**Tarefa A:** No texto sobre a escrita, quais são sempre as causas dos interesses mais nefastos?
**Tarefa B:** Resuma em duas frases o texto sobre a escrita.
**Tarefa C:** Prossiga o texto sobre a escrita a partir do ponto em que ele termina.

Viver é lutar
contra os demónios do coração e do cérebro.
Escrever, é pronunciar sobre si o último
julgamento.
PORQUE
ESCREVO
É
a única via que tenho de alar o meu pensamento e deixá-lo voejar até aos
confins da tela do fantástico e ilimitado universo da ficção, onde posso
divagar abertamente sobre a realidade pura e colher o benefício de poder pintá-la
com as mais distintas cores da fantasia, que podem deleitar ou desgostar, a quem
tem capacidade para compreender o sentido do seu efeito cromático.
Isto é estimulante, porque alcanço chegar
aonde quero, com a subtileza e a suavidade de uma pomba ou a destreza de uma
águia, de garras afiadas e certeiras, consoante o objectivo que me proponho
alcançar.
É através da escrituração que se consegue
universalizar o pensamento, catequizando-o, transfigurando-o e direcionando-o,
para o bem ou para o mal.
A grafia, quando bem conduzida – é certo
nem toda a gente está apta para ser cocheiro – pode fazer do Homem um pequeno
ser divino, ou um infernal Diabo. Infelizmente, ele escusava de configurar o
último critério; porém, é de todos notório, que a mentalidade humana engloba no
seu todo, uma fracção indomesticada, onde a inconsciência é soberana; e quando
essa leviandade assoma às ameias da torre do conhecimento mórbido, a tolerância
esvai-se, ao toque sinistro das campanas do batalhão dos interesses mais
nefastos espalhados por vários elementos da raça humana, cujas causas são
sempre, sofreguidão de domínio e lazeira incontrolável de dinheiro. E o Homem
sofre.
Gostaria eu, que a dissertação escrita,
unicamente reportasse saberes do bem, embora reconheça que isso é fantasioso. É
imaginário, na medida em que seria impossível o reconhecimento de um sem a existência
do outro. A título de analogia; sabemos que existe o branco, perante a presença
do preto.
Reconheço que talvez nem eu consiga executar
com mestria, a proeza de saber escrevinhar, porque sou um producto imperfeito
da Criação. A Natureza assim me concebeu com essa condição, mas bafejou-me com o
sopro da resignação. Gosto de mim, tal como sou. É a lei da compensação
natural. Eu compreendo, tudo fixe.

**Linhas de dados:**
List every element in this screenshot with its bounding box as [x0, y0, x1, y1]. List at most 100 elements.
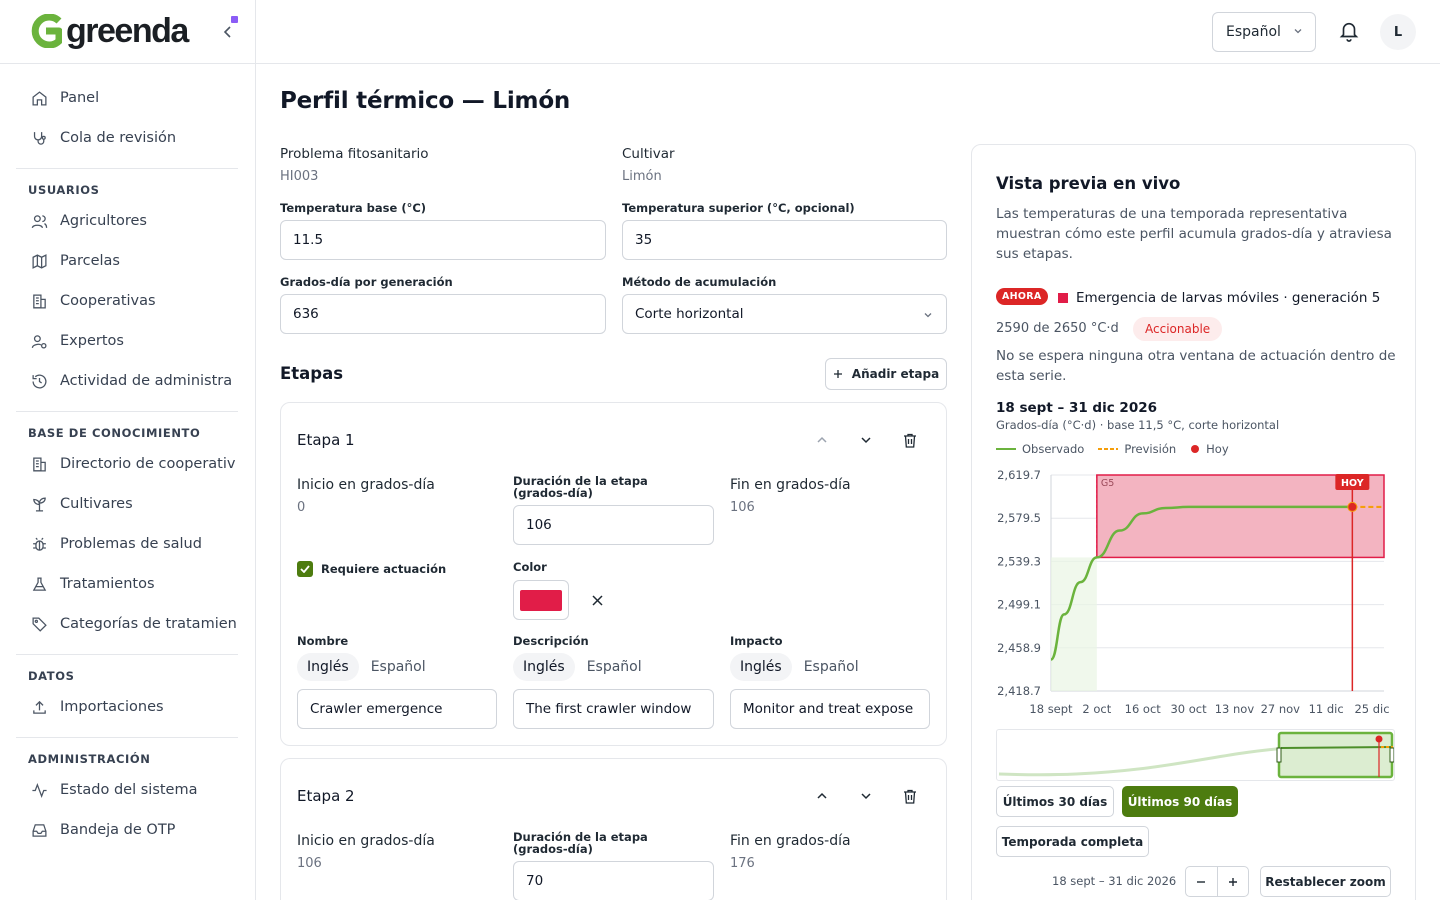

**Resposta A:** Sofreguidão de domínio e lazeira incontrolável de dinheiro.

**Resposta B:** O texto apresenta a escrita como a única via para levar o pensamento ao universo da ficção e afirma que ela pode universalizar o pensamento para o bem ou para o mal, fazendo do Homem um pequeno ser divino ou um infernal Diabo. Quem escreve gostaria que a escrita só transmitisse saberes do bem, mas reconhece que isso é fantasioso, e admite ser um produto imperfeito da Criação que, mesmo assim, gosta de si tal como é.

**Resposta C:**
Neste meu mundo redactivo, em que a intimidade
é ajustada por mim, o que mais bole comigo é ter sempre algo sobre o qual
discorrer. É um espaço praticamente em constante ebulição neurológica, porém,
com átimos de plena calmaria! Bestial! A serotonina descansa – e o meu ego, também!
Escrever é abissalmente diferente de
dictar; as “palavras - como é usual
dizer-se – leva-as o vento”, mas a
escrita é sempre uma baliza de valor intemporal, porém, que cunha uma época
determinada, independentemente do assunto em causa e reflecte o estado de
meditação de quem, naquele momento redigiu.
O poder da escrita é imensamente grande! Pode
aproximar ou estremar criaturas ou grupos, ser criminoso ou admissível, gerar
ódios ou paixões, promover separações ou catalisar uniões, incitar a conflitos
ou apaziguar ânimos exaltados, instigar à rebeldia ou convidar à obediência,
transformar desavença em condescendência, fazer emergir a vida ou prover o
finamento; a energia da sua possança não queda por aqui; a capacidade da
escrita é de uma fortaleza tal, que pode dividir nações, juntá-las ou destruí-las.
Porém, é como tudo; para se chegar a algum
lado, é definido começar-se pelo princípio. Existe quem não consiga fazê-lo,
porque no espaço da escrita, “o seu início começa por baixo” e muitos, foram e
continuam, “assolados por infernais dores nas cruzes”, outros, por razões
várias, infelizmente, não foram bafejados pela oportunidade e outros não se
deram ao trabalho de a procurar – este, o caminho mais curto para a atingir cegueira
intelectual.
Com a minha expressão de que “o seu início
começa por baixo”, pretendo referir-me a: alfabetização, leitura, compreensão e
redacção. Seguidamente, é como a música, cada um dispõe os vocábulos como
entende, para materializar a harmonia ou a discórdia que ambiciona – ou que não
deseja!? – derivando daí, os vários estilos que podemos conhecer.
Subsiste, contudo, uma pequenina pedrinha
de sal de ínfima dimensão, sem a qual a escrevinhança não tem sabor e muito
menos, algum sucesso; a essa pedrinha de colorêto de sódio, chama-se dom. Sem
este legado, berimbau!? Aqui, a questão fundamental, é que essa herança é
genética e não pode ser comprada. É passível de ser facetada, polida e
aprimorada, mas tem de o ser, antes de existir -
um errante com as pernas cortadas, não pode caminhar; com elas poderá vir a ser
um grande atleta.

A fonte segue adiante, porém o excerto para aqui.